A block of data
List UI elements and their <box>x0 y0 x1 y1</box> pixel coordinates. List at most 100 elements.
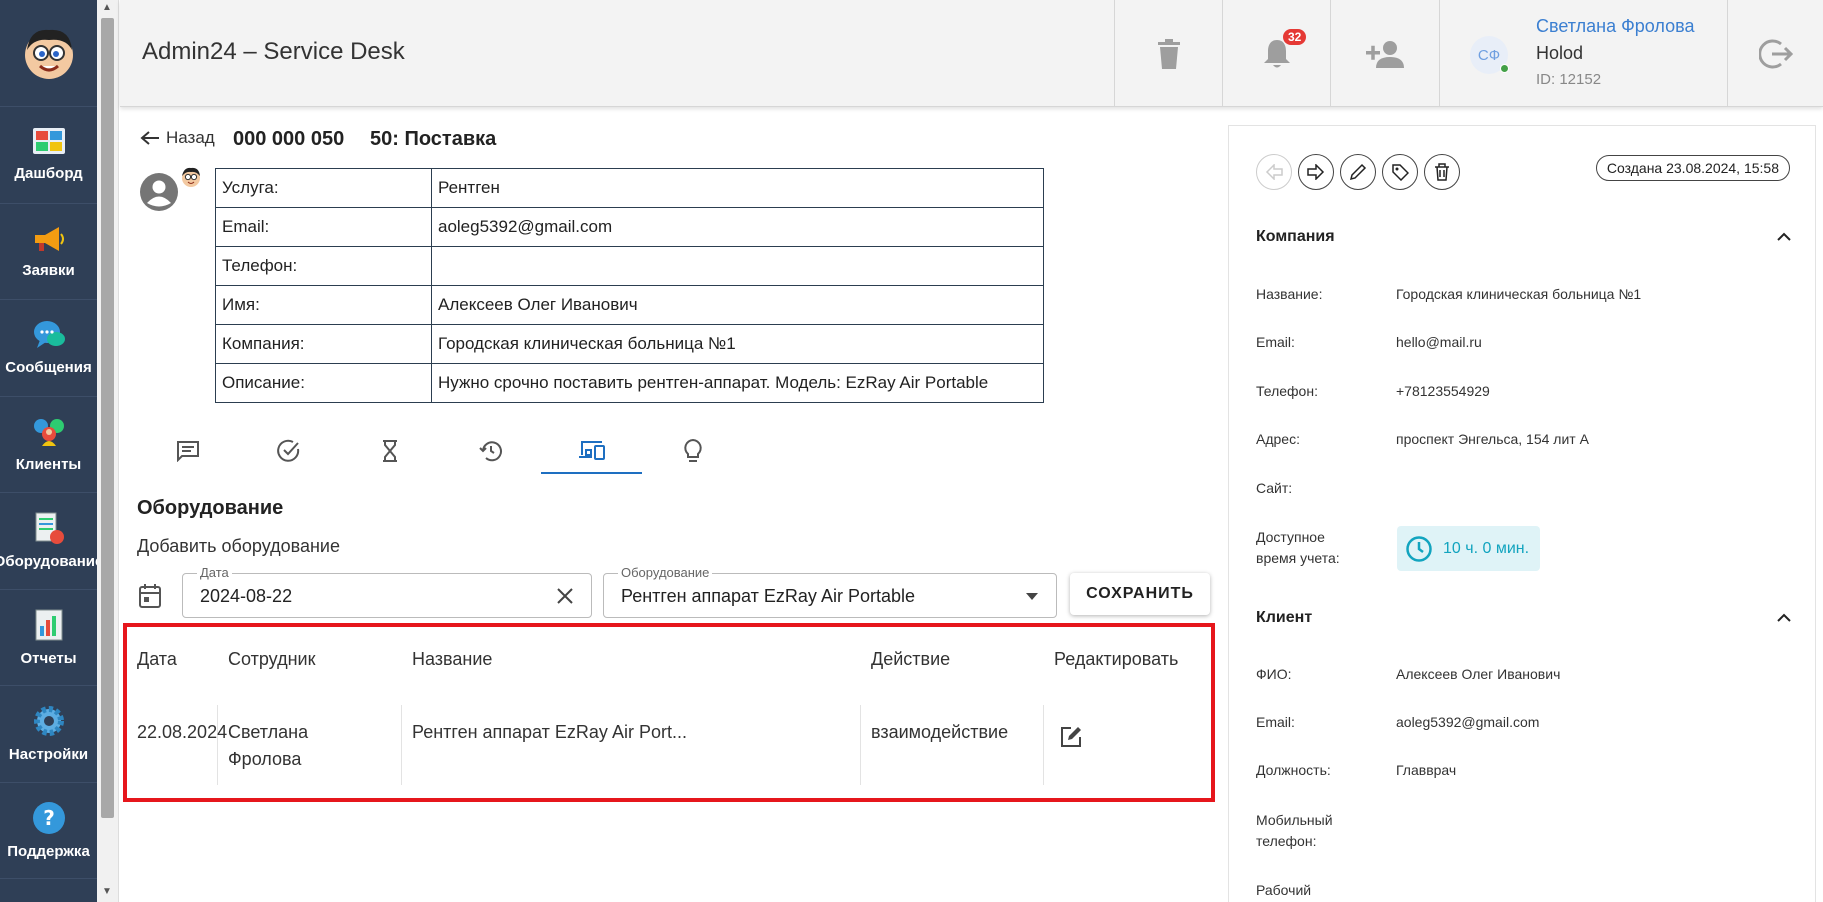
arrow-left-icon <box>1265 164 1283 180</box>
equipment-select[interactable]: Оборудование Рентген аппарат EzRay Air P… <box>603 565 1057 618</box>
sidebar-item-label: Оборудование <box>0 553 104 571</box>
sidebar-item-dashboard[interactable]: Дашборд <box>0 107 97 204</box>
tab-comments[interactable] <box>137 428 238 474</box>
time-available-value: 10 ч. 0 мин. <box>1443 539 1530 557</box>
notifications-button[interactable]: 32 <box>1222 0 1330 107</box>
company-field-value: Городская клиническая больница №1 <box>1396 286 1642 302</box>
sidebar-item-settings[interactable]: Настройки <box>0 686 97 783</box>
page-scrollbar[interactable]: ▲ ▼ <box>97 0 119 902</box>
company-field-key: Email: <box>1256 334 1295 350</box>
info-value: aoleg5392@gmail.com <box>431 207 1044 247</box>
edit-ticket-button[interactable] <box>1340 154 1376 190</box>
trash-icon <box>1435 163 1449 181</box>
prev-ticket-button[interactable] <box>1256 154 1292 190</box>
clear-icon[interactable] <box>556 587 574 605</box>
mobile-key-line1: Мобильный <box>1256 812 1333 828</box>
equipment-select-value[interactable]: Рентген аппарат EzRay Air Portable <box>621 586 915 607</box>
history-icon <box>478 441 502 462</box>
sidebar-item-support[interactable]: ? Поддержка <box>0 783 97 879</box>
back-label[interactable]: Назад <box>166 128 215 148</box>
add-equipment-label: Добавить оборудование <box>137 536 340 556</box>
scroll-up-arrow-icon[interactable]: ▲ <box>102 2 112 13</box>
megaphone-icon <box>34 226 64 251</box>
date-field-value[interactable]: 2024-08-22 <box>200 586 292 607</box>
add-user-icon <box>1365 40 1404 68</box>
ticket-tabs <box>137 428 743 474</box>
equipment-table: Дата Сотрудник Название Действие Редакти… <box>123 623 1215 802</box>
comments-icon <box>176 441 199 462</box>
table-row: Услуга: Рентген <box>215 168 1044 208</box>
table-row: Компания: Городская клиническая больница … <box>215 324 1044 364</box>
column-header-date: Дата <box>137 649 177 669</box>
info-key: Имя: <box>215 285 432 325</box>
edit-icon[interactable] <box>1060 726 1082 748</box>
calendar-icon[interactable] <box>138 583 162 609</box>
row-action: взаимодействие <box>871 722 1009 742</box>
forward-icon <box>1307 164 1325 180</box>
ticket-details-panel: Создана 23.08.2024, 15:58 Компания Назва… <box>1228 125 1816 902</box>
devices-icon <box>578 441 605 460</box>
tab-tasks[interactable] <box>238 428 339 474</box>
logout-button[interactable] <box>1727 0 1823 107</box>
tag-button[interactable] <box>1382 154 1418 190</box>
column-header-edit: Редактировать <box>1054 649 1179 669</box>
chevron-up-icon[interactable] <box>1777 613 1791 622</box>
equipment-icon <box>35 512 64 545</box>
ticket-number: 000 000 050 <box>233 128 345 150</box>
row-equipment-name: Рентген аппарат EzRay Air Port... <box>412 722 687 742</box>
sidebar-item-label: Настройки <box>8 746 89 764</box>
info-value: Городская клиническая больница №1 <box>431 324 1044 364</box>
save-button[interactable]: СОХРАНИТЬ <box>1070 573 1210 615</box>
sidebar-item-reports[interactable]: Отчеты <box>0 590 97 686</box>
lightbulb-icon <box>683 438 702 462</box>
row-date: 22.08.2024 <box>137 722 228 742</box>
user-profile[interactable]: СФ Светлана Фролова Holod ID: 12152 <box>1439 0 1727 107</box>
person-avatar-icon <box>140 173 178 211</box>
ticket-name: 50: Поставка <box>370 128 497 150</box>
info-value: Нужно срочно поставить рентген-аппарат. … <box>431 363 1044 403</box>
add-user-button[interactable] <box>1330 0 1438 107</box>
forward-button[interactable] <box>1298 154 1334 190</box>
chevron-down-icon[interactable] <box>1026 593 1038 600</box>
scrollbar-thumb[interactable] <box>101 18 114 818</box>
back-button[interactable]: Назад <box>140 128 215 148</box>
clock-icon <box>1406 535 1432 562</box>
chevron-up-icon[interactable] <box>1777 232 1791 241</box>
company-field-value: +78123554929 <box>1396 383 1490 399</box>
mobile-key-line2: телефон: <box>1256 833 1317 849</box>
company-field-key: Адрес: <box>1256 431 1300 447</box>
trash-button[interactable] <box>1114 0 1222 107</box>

▶ [WHAT THE TASK REQUIRES]: Render the lines as a numbered list, leaving out blank lines, starting at the line that contains "arrow-left-icon <box>1265 164 1283 180</box>" and stopping after the line that contains "sidebar-item-label: Оборудование <box>0". Include only those lines.

▶ [REPLY TO THE EXERCISE]:
1. arrow-left-icon <box>1265 164 1283 180</box>
2. equipment-select[interactable]: Оборудование Рентген аппарат EzRay Air P… <box>603 565 1057 618</box>
3. sidebar-item-label: Оборудование <box>0 553 104 571</box>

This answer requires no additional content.